Short task> Select the lines that contain "Review" and copy each of them.
— begin The input —
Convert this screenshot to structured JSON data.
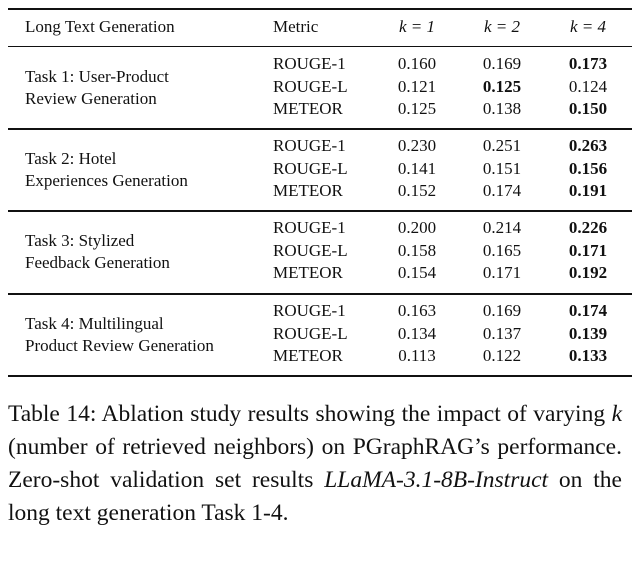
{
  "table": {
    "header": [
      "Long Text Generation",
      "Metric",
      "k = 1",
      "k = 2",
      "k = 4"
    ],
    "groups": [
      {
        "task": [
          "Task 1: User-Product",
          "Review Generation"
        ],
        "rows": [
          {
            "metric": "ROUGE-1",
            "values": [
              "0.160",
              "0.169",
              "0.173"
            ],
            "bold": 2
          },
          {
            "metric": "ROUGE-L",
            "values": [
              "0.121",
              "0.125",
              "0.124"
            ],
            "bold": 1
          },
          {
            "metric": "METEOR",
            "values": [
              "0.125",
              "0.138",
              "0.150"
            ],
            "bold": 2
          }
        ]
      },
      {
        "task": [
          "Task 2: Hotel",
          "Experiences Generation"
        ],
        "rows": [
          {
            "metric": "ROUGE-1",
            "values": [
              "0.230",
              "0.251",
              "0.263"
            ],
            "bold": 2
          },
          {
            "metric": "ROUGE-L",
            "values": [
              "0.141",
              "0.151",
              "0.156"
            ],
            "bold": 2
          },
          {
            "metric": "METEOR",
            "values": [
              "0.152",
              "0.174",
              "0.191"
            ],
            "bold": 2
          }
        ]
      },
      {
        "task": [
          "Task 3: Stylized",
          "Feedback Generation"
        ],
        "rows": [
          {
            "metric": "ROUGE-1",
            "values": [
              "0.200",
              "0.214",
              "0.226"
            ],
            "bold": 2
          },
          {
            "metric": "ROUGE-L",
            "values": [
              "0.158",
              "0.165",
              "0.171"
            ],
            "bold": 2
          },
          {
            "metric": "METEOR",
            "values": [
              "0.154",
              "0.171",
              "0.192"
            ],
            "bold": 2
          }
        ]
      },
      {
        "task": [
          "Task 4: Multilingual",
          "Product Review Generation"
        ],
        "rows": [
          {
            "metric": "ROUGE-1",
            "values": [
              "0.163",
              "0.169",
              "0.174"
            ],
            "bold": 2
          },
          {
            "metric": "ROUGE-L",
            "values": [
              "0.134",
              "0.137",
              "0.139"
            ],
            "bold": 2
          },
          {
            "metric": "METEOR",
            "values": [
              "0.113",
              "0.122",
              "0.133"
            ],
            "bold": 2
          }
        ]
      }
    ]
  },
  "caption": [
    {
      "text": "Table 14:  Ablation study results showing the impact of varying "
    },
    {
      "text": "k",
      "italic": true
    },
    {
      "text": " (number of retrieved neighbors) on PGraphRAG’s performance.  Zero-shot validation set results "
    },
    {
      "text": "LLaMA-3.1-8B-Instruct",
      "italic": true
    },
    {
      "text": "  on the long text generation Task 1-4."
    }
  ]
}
— end The input —
Full output>
          "Review Generation"
          "Product Review Generation"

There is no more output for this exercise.